Identify the lines containing the word "label". Copy each one.

------ Information shown

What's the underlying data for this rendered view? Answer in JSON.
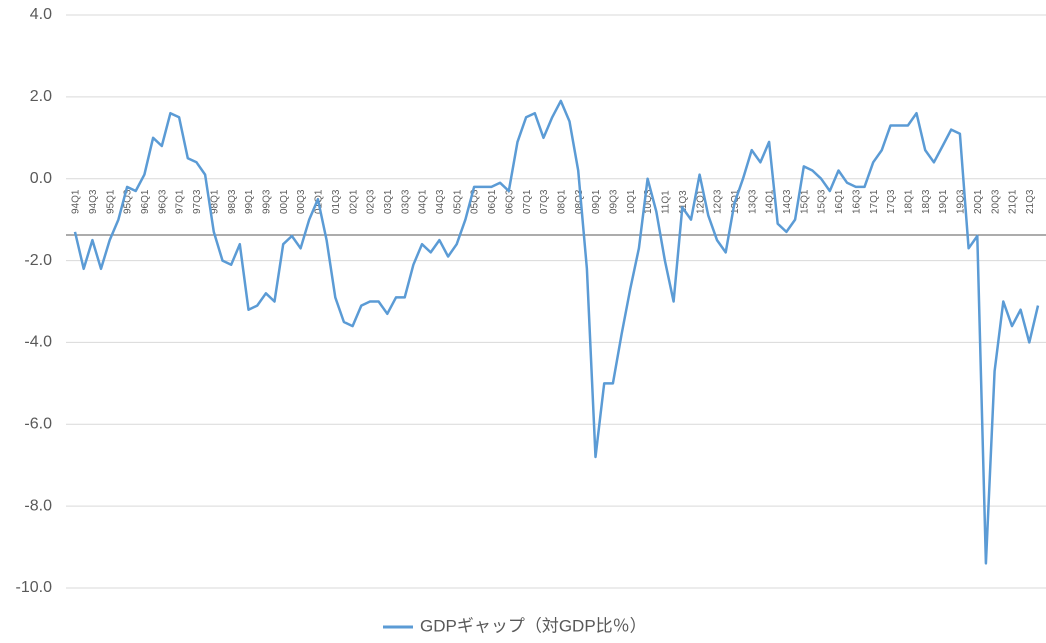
{
  "chart_data": {
    "type": "line",
    "legend_title": null,
    "categories": [
      "94Q1",
      null,
      "94Q3",
      null,
      "95Q1",
      null,
      "95Q3",
      null,
      "96Q1",
      null,
      "96Q3",
      null,
      "97Q1",
      null,
      "97Q3",
      null,
      "98Q1",
      null,
      "98Q3",
      null,
      "99Q1",
      null,
      "99Q3",
      null,
      "00Q1",
      null,
      "00Q3",
      null,
      "01Q1",
      null,
      "01Q3",
      null,
      "02Q1",
      null,
      "02Q3",
      null,
      "03Q1",
      null,
      "03Q3",
      null,
      "04Q1",
      null,
      "04Q3",
      null,
      "05Q1",
      null,
      "05Q3",
      null,
      "06Q1",
      null,
      "06Q3",
      null,
      "07Q1",
      null,
      "07Q3",
      null,
      "08Q1",
      null,
      "08Q3",
      null,
      "09Q1",
      null,
      "09Q3",
      null,
      "10Q1",
      null,
      "10Q3",
      null,
      "11Q1",
      null,
      "11Q3",
      null,
      "12Q1",
      null,
      "12Q3",
      null,
      "13Q1",
      null,
      "13Q3",
      null,
      "14Q1",
      null,
      "14Q3",
      null,
      "15Q1",
      null,
      "15Q3",
      null,
      "16Q1",
      null,
      "16Q3",
      null,
      "17Q1",
      null,
      "17Q3",
      null,
      "18Q1",
      null,
      "18Q3",
      null,
      "19Q1",
      null,
      "19Q3",
      null,
      "20Q1",
      null,
      "20Q3",
      null,
      "21Q1",
      null,
      "21Q3",
      null
    ],
    "series": [
      {
        "name": "GDPギャップ（対GDP比％）",
        "color": "#5b9bd5",
        "values": [
          -1.3,
          -2.2,
          -1.5,
          -2.2,
          -1.5,
          -1.0,
          -0.2,
          -0.3,
          0.1,
          1.0,
          0.8,
          1.6,
          1.5,
          0.5,
          0.4,
          0.1,
          -1.3,
          -2.0,
          -2.1,
          -1.6,
          -3.2,
          -3.1,
          -2.8,
          -3.0,
          -1.6,
          -1.4,
          -1.7,
          -1.0,
          -0.5,
          -1.5,
          -2.9,
          -3.5,
          -3.6,
          -3.1,
          -3.0,
          -3.0,
          -3.3,
          -2.9,
          -2.9,
          -2.1,
          -1.6,
          -1.8,
          -1.5,
          -1.9,
          -1.6,
          -1.0,
          -0.2,
          -0.2,
          -0.2,
          -0.1,
          -0.3,
          0.9,
          1.5,
          1.6,
          1.0,
          1.5,
          1.9,
          1.4,
          0.2,
          -2.2,
          -6.8,
          -5.0,
          -5.0,
          -3.8,
          -2.7,
          -1.7,
          0.0,
          -0.8,
          -2.0,
          -3.0,
          -0.7,
          -1.0,
          0.1,
          -0.9,
          -1.5,
          -1.8,
          -0.6,
          0.0,
          0.7,
          0.4,
          0.9,
          -1.1,
          -1.3,
          -1.0,
          0.3,
          0.2,
          0.0,
          -0.3,
          0.2,
          -0.1,
          -0.2,
          -0.2,
          0.4,
          0.7,
          1.3,
          1.3,
          1.3,
          1.6,
          0.7,
          0.4,
          0.8,
          1.2,
          1.1,
          -1.7,
          -1.4,
          -9.4,
          -4.7,
          -3.0,
          -3.6,
          -3.2,
          -4.0,
          -3.1
        ]
      }
    ],
    "ylim": [
      -10,
      4
    ],
    "yticks": [
      {
        "value": 4,
        "label": "4.0"
      },
      {
        "value": 2,
        "label": "2.0"
      },
      {
        "value": 0,
        "label": "0.0"
      },
      {
        "value": -2,
        "label": "-2.0"
      },
      {
        "value": -4,
        "label": "-4.0"
      },
      {
        "value": -6,
        "label": "-6.0"
      },
      {
        "value": -8,
        "label": "-8.0"
      },
      {
        "value": -10,
        "label": "-10.0"
      }
    ],
    "grid": true,
    "legend": "bottom"
  }
}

------------

▶ **Correct response**
        "label": "4.0"
        "label": "2.0"
        "label": "0.0"
        "label": "-2.0"
        "label": "-4.0"
        "label": "-6.0"
        "label": "-8.0"
        "label": "-10.0"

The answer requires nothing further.